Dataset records
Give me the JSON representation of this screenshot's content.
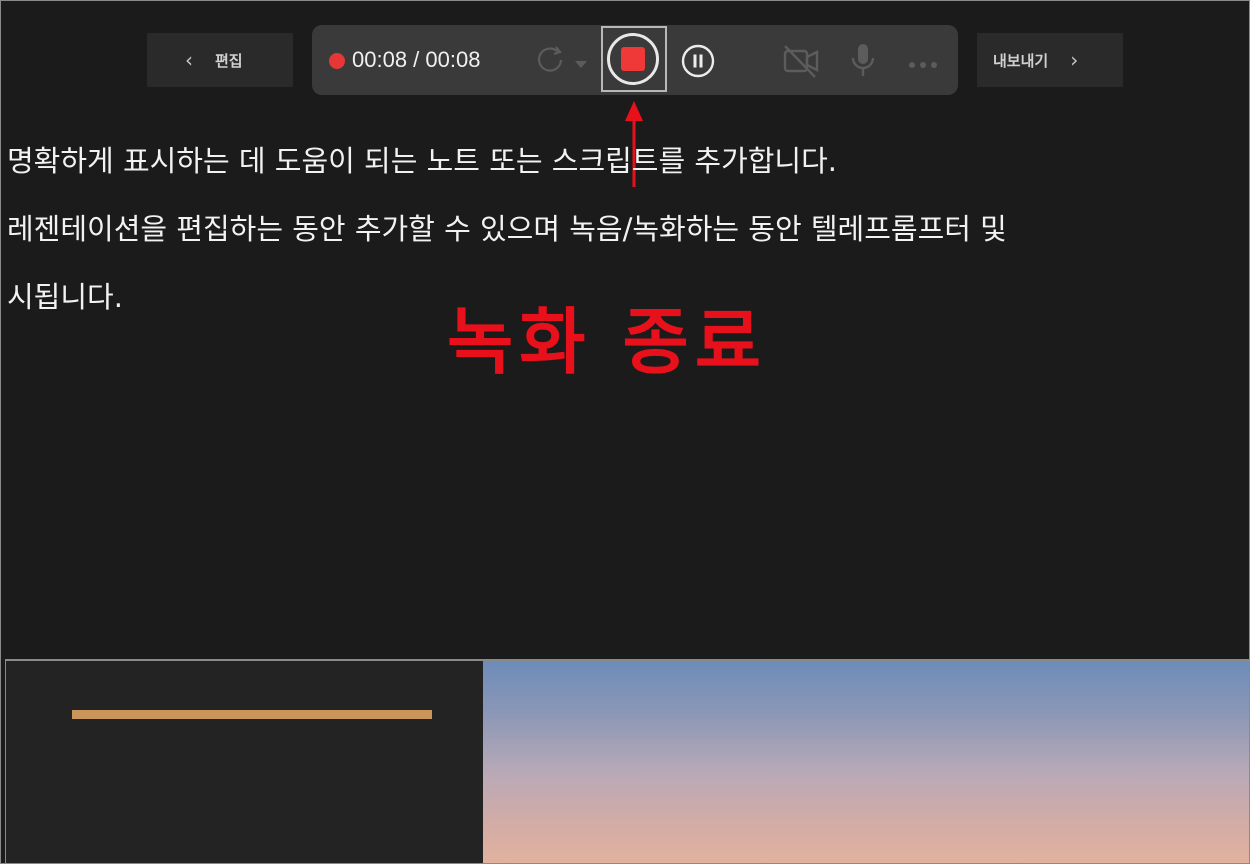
{
  "nav": {
    "back_label": "편집",
    "export_label": "내보내기"
  },
  "toolbar": {
    "timer": "00:08 / 00:08",
    "recording_color": "#e63737",
    "icons": [
      "recording-dot-icon",
      "retake-icon",
      "dropdown-icon",
      "stop-icon",
      "pause-icon",
      "camera-off-icon",
      "microphone-icon",
      "more-icon"
    ]
  },
  "annotation": {
    "label": "녹화 종료",
    "color": "#e8101a"
  },
  "notes": {
    "lines": [
      "명확하게 표시하는 데 도움이 되는 노트 또는 스크립트를 추가합니다.",
      "레젠테이션을 편집하는 동안 추가할 수 있으며 녹음/녹화하는 동안 텔레프롬프터 및",
      "시됩니다."
    ]
  },
  "preview": {
    "accent_color": "#c9955b"
  }
}
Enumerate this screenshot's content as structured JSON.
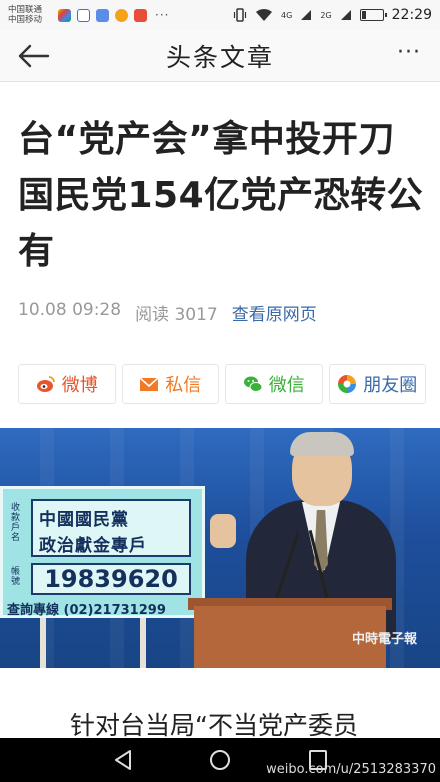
{
  "status_bar": {
    "carrier_1": "中国联通",
    "carrier_2": "中国移动",
    "app_icons": [
      "weibo-icon",
      "gallery-icon",
      "baidu-icon",
      "notes-icon",
      "eye-icon",
      "app-icon"
    ],
    "dots": "···",
    "signal_1": "4G",
    "signal_2": "2G",
    "battery_level": 0.2,
    "time": "22:29"
  },
  "nav": {
    "title": "头条文章",
    "more": "···"
  },
  "article": {
    "title": "台“党产会”拿中投开刀国民党154亿党产恐转公有",
    "date": "10.08 09:28",
    "reads": "阅读 3017",
    "view_original": "查看原网页",
    "body_snippet": "针对台当局“不当党产委员"
  },
  "share": [
    {
      "label": "微博",
      "icon": "weibo-icon",
      "color": "#e8552b"
    },
    {
      "label": "私信",
      "icon": "mail-icon",
      "color": "#f07a26"
    },
    {
      "label": "微信",
      "icon": "wechat-icon",
      "color": "#3ab239"
    },
    {
      "label": "朋友圈",
      "icon": "moments-icon",
      "color": "#3a6aa8"
    }
  ],
  "photo": {
    "sign_line_1": "中國國民黨",
    "sign_line_2": "政治獻金專戶",
    "sign_label_1": "收款戶名",
    "sign_label_2": "帳號",
    "sign_account": "19839620",
    "sign_hotline": "查詢專線 (02)21731299",
    "watermark": "中時電子報"
  },
  "watermark": "weibo.com/u/2513283370",
  "colors": {
    "link": "#3a6aa8",
    "meta": "#999999",
    "nav_bg": "#f9f9f9"
  }
}
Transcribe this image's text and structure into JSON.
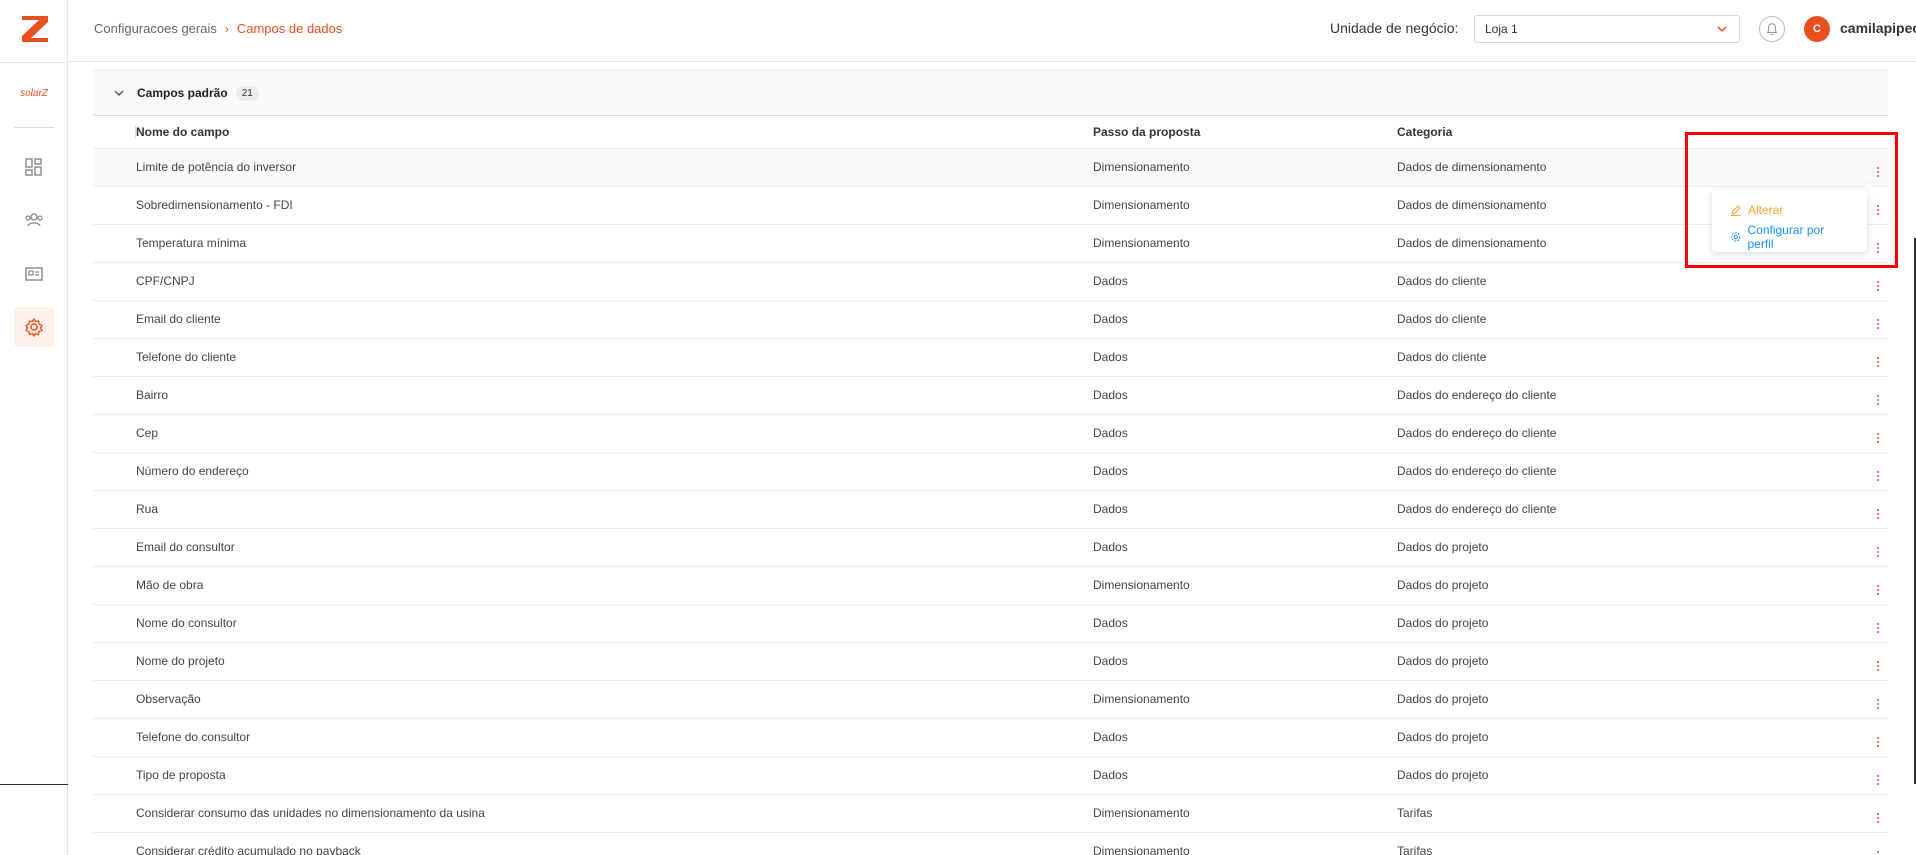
{
  "brand": {
    "name": "solarZ",
    "accent": "#e8501f"
  },
  "breadcrumb": {
    "home": "Configuracoes gerais",
    "separator": "›",
    "current": "Campos de dados"
  },
  "header": {
    "unit_label": "Unidade de negócio:",
    "unit_value": "Loja 1",
    "avatar_initial": "C",
    "username": "camilapipechat"
  },
  "section": {
    "title": "Campos padrão",
    "count": "21"
  },
  "columns": {
    "name": "Nome do campo",
    "step": "Passo da proposta",
    "category": "Categoria"
  },
  "rows": [
    {
      "name": "Limite de potência do inversor",
      "step": "Dimensionamento",
      "category": "Dados de dimensionamento"
    },
    {
      "name": "Sobredimensionamento - FDI",
      "step": "Dimensionamento",
      "category": "Dados de dimensionamento"
    },
    {
      "name": "Temperatura mínima",
      "step": "Dimensionamento",
      "category": "Dados de dimensionamento"
    },
    {
      "name": "CPF/CNPJ",
      "step": "Dados",
      "category": "Dados do cliente"
    },
    {
      "name": "Email do cliente",
      "step": "Dados",
      "category": "Dados do cliente"
    },
    {
      "name": "Telefone do cliente",
      "step": "Dados",
      "category": "Dados do cliente"
    },
    {
      "name": "Bairro",
      "step": "Dados",
      "category": "Dados do endereço do cliente"
    },
    {
      "name": "Cep",
      "step": "Dados",
      "category": "Dados do endereço do cliente"
    },
    {
      "name": "Número do endereço",
      "step": "Dados",
      "category": "Dados do endereço do cliente"
    },
    {
      "name": "Rua",
      "step": "Dados",
      "category": "Dados do endereço do cliente"
    },
    {
      "name": "Email do consultor",
      "step": "Dados",
      "category": "Dados do projeto"
    },
    {
      "name": "Mão de obra",
      "step": "Dimensionamento",
      "category": "Dados do projeto"
    },
    {
      "name": "Nome do consultor",
      "step": "Dados",
      "category": "Dados do projeto"
    },
    {
      "name": "Nome do projeto",
      "step": "Dados",
      "category": "Dados do projeto"
    },
    {
      "name": "Observação",
      "step": "Dimensionamento",
      "category": "Dados do projeto"
    },
    {
      "name": "Telefone do consultor",
      "step": "Dados",
      "category": "Dados do projeto"
    },
    {
      "name": "Tipo de proposta",
      "step": "Dados",
      "category": "Dados do projeto"
    },
    {
      "name": "Considerar consumo das unidades no dimensionamento da usina",
      "step": "Dimensionamento",
      "category": "Tarifas"
    },
    {
      "name": "Considerar crédito acumulado no payback",
      "step": "Dimensionamento",
      "category": "Tarifas"
    }
  ],
  "dropdown": {
    "alterar": "Alterar",
    "configurar": "Configurar por perfil"
  },
  "icons": {
    "logo": "z-logo-icon",
    "dashboard": "dashboard-icon",
    "users": "users-icon",
    "proposals": "document-icon",
    "settings": "gear-icon",
    "bell": "bell-icon",
    "chevron": "chevron-down-icon",
    "kebab": "kebab-icon",
    "edit": "pencil-icon"
  },
  "colors": {
    "primary": "#e8501f",
    "edit": "#f5a623",
    "link": "#1890ff",
    "highlight": "#ff0000"
  }
}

## SET TASK
Check each line of the records for the word "Considerar" and extract those that contain it.

## EXPECTED OUTPUT
      "name": "Considerar consumo das unidades no dimensionamento da usina",
      "name": "Considerar crédito acumulado no payback",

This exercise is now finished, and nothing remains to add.